## [GOAL]
From the records, pick out and copy each line containing "color".

## [DATA LISTING]
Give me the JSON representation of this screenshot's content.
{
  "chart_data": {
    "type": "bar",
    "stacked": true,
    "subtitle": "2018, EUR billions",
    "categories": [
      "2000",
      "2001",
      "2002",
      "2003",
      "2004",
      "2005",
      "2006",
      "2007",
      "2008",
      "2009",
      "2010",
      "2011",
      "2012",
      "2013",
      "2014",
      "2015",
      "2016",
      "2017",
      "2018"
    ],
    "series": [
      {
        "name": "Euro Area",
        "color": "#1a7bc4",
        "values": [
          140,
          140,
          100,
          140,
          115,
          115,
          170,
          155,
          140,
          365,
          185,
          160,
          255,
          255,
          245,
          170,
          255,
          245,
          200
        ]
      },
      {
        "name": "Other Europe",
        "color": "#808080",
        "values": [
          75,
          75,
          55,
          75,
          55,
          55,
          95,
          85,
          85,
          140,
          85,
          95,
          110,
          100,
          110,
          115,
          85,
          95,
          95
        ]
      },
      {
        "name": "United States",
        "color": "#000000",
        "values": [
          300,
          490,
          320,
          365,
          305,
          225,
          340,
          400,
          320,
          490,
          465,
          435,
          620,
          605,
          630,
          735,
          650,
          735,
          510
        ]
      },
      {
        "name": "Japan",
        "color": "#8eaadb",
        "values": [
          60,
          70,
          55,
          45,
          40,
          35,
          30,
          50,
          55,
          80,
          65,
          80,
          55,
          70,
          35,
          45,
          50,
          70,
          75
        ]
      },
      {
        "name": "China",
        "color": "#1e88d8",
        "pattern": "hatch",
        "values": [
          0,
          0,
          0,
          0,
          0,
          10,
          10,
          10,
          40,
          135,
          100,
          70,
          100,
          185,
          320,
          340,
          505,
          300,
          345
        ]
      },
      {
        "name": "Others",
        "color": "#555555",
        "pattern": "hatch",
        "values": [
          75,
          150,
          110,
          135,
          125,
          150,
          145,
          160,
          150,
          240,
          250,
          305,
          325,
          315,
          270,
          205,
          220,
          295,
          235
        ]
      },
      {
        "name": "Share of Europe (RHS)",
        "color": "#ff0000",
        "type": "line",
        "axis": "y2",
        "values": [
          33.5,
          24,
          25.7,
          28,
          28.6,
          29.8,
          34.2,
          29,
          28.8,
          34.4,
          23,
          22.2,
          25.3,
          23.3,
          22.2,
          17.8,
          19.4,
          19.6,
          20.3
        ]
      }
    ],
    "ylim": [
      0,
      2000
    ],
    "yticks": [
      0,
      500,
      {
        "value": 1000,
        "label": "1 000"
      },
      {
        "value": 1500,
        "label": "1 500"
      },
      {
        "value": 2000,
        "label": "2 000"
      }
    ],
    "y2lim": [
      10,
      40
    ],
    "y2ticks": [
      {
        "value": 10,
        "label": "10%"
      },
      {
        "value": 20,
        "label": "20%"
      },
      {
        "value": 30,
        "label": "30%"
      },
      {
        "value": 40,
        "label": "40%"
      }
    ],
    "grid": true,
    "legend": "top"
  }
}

## [THE OUTPUT]
        "color": "#1a7bc4",
        "color": "#808080",
        "color": "#000000",
        "color": "#8eaadb",
        "color": "#1e88d8",
        "color": "#555555",
        "color": "#ff0000",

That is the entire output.